A model-first mouse

Action-first vs model-first

Synthetic Intelligence
Synthetic Intelligence

--

There is a broadly ignored aspect of reinforcement learning (or action-first approach in general): it’s fundamentally less efficient from a computational perspective compared to the utilizing algorithms based on a model of the world (model-first approach to be short, but keep in mind the word ‘model’ used only in the context onward).

It’s pretty hard to compare the two methods directly, as to do it, you have to first convert the model-first algorithm to an agent: define the goal. Also, any action-first agent has some representation of the world, even if it’s just a simple policy that describes the local rules.

The easiest way to see the difference is to assume that in both cases the needed part of the environment is completely observable and the action-based agent creates the model of the environment by representing it in the same way as the competitor does (but from the action-oriented point of view). Also, let’s consider that the model of the world is not learned at the starting point and it’s uniform, meaning it is composed of similar elements everywhere (which is close enough to the real-world situation).

The model-first agent starts with the simplest accessible regularities in the environment and will shortly have representations of the composing elements of the environment, where the goal is one of the environment features and the path is another one (if it’s not true, reaching the goal in such an environment is not possible). Finding the optimal path after building the model of the environment is virtually one step (it depends on the details of implementation).

The action-first agent starts with searching the full path to the goal. Basically it’s a permutation of all possible actions and the environment constraints, which are numerous in all non-trivial environments. Also, a model of the world that is built in this way is based only on what was explored on finding the first path, so there is no information about the optimality of this path. To accomplish this, the agent has to continue the random search, which will be more and more efficient with every next attempt because of improving the description of the environment, but it’s still a very time-intensive method.

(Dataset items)

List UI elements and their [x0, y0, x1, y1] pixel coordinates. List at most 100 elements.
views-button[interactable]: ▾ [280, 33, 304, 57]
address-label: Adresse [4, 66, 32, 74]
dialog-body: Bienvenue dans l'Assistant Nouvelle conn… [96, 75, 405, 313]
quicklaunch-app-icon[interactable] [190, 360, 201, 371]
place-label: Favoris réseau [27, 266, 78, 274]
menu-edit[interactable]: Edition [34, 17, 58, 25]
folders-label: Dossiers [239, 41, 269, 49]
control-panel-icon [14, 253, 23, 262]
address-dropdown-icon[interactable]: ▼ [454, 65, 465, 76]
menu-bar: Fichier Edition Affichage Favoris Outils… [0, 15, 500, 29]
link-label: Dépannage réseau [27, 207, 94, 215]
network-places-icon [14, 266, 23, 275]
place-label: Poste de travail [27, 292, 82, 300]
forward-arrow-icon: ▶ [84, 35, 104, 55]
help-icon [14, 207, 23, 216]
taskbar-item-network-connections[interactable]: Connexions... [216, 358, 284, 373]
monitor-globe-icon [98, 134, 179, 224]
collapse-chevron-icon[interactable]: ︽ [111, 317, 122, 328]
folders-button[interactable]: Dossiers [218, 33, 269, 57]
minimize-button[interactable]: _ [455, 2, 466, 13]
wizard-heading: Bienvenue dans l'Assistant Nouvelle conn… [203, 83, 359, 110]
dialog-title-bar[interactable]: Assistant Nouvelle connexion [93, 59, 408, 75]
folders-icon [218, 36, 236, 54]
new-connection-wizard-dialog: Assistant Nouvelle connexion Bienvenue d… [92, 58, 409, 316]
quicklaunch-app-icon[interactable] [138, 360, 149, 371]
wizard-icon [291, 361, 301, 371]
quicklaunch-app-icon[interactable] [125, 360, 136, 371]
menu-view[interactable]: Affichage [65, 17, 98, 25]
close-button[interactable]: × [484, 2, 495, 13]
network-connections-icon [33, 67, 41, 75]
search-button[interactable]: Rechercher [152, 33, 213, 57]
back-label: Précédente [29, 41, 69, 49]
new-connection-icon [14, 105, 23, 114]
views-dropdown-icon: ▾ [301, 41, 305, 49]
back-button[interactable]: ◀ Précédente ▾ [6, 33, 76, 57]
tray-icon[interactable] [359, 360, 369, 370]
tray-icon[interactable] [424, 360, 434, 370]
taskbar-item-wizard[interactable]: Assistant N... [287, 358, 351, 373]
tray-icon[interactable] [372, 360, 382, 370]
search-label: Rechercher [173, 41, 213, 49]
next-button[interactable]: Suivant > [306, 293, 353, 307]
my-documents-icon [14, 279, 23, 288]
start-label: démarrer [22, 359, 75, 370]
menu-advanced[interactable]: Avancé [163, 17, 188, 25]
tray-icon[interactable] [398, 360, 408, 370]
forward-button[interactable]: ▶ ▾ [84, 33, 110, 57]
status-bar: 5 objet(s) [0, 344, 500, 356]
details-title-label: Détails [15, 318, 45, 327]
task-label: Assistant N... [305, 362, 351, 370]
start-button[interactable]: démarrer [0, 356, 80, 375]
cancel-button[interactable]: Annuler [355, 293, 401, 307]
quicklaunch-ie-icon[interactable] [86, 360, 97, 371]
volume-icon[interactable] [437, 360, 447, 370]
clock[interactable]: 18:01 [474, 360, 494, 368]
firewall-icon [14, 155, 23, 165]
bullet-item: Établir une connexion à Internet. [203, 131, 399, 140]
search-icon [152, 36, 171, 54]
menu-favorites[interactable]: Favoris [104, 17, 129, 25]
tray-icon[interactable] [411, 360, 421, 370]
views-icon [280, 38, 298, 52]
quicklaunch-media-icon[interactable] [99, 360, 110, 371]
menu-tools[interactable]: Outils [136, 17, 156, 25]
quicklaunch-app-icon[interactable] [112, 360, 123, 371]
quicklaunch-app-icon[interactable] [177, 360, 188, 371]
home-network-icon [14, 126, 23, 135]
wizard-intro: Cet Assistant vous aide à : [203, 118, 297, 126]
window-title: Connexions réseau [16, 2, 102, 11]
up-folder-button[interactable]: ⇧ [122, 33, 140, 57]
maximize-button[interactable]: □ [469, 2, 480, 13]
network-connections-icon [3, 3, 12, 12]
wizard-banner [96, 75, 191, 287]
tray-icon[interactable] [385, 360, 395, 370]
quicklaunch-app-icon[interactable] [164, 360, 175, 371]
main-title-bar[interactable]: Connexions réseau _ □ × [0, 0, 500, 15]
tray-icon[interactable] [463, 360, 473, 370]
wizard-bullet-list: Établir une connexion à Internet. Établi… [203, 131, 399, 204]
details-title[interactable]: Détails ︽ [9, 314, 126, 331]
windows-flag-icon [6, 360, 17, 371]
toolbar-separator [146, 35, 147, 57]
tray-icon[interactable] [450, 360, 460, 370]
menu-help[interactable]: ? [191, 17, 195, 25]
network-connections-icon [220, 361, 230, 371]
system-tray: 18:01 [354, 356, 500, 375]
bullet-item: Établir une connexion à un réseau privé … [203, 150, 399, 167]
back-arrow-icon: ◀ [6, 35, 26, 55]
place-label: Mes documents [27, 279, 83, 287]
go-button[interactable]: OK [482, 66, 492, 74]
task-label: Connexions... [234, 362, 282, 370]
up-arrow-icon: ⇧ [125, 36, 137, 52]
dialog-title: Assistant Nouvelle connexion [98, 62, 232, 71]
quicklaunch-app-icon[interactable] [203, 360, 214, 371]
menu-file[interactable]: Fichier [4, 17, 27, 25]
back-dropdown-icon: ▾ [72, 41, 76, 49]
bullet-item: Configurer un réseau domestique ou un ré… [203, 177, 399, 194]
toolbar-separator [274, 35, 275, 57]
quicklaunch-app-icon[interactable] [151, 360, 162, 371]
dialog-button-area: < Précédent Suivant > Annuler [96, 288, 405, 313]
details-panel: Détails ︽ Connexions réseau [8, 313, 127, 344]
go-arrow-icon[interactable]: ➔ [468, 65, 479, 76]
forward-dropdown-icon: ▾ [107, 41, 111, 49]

▶ [TASK INSTRUCTIONS]:
(1) Write out the records from their first line through the line containing "start-label: démarrer [22, 359, 75, 370]", including both of those lines.
(2) Continue the text comparing action-first and model-first learning from the point where it stops.

▶ [EXPECTED RESULTS]:
(1)
List UI elements and their [x0, y0, x1, y1] pixel coordinates. List at most 100 elements.
views-button[interactable]: ▾ [280, 33, 304, 57]
address-label: Adresse [4, 66, 32, 74]
dialog-body: Bienvenue dans l'Assistant Nouvelle conn… [96, 75, 405, 313]
quicklaunch-app-icon[interactable] [190, 360, 201, 371]
place-label: Favoris réseau [27, 266, 78, 274]
menu-edit[interactable]: Edition [34, 17, 58, 25]
folders-label: Dossiers [239, 41, 269, 49]
control-panel-icon [14, 253, 23, 262]
address-dropdown-icon[interactable]: ▼ [454, 65, 465, 76]
menu-bar: Fichier Edition Affichage Favoris Outils… [0, 15, 500, 29]
link-label: Dépannage réseau [27, 207, 94, 215]
network-places-icon [14, 266, 23, 275]
place-label: Poste de travail [27, 292, 82, 300]
forward-arrow-icon: ▶ [84, 35, 104, 55]
help-icon [14, 207, 23, 216]
taskbar-item-network-connections[interactable]: Connexions... [216, 358, 284, 373]
monitor-globe-icon [98, 134, 179, 224]
collapse-chevron-icon[interactable]: ︽ [111, 317, 122, 328]
folders-button[interactable]: Dossiers [218, 33, 269, 57]
minimize-button[interactable]: _ [455, 2, 466, 13]
wizard-heading: Bienvenue dans l'Assistant Nouvelle conn… [203, 83, 359, 110]
dialog-title-bar[interactable]: Assistant Nouvelle connexion [93, 59, 408, 75]
folders-icon [218, 36, 236, 54]
new-connection-wizard-dialog: Assistant Nouvelle connexion Bienvenue d… [92, 58, 409, 316]
quicklaunch-app-icon[interactable] [138, 360, 149, 371]
wizard-icon [291, 361, 301, 371]
quicklaunch-app-icon[interactable] [125, 360, 136, 371]
menu-view[interactable]: Affichage [65, 17, 98, 25]
close-button[interactable]: × [484, 2, 495, 13]
network-connections-icon [33, 67, 41, 75]
search-button[interactable]: Rechercher [152, 33, 213, 57]
back-label: Précédente [29, 41, 69, 49]
new-connection-icon [14, 105, 23, 114]
views-dropdown-icon: ▾ [301, 41, 305, 49]
back-button[interactable]: ◀ Précédente ▾ [6, 33, 76, 57]
tray-icon[interactable] [359, 360, 369, 370]
tray-icon[interactable] [424, 360, 434, 370]
taskbar-item-wizard[interactable]: Assistant N... [287, 358, 351, 373]
tray-icon[interactable] [372, 360, 382, 370]
search-label: Rechercher [173, 41, 213, 49]
next-button[interactable]: Suivant > [306, 293, 353, 307]
my-documents-icon [14, 279, 23, 288]
start-label: démarrer [22, 359, 75, 370]

(2)
Definitely, a lot depends on the implementation details and specifics of the given environment and goals. It’s possible to imagine some edge cases, where the action-first approach can be much more efficient. However, for the close to real-world scenarios, there is an obvious advantage of the model-first approach. Also, the most productive efforts of improving the action-first agent lead to improving its representation of the environment.

It is also clearly demonstrated by evolution, where the model-first approach definitely receives more and more adoption since the moment when creating an abstract model became possible with the mammalian neocortex.

Take two mice, make one of them action-first by removing the neocortex (it’s hard to believe but such experiments have actually been conducted), and you’ll see how the downgraded mouse is in constant action, spending a lot of energy, risking, and taking advantage only from local opportunities, while the model-first mouse, even its model is quite modest, takes a strategically beneficial location, observing from there opportunities and threats, spending energy mostly on updating its model of the world.

The same grounding is behind the quite advanced model of the world in our own skulls. Even though it takes about 20% of all our energy and makes us more vulnerable, it’s also the foundation of all human achievements.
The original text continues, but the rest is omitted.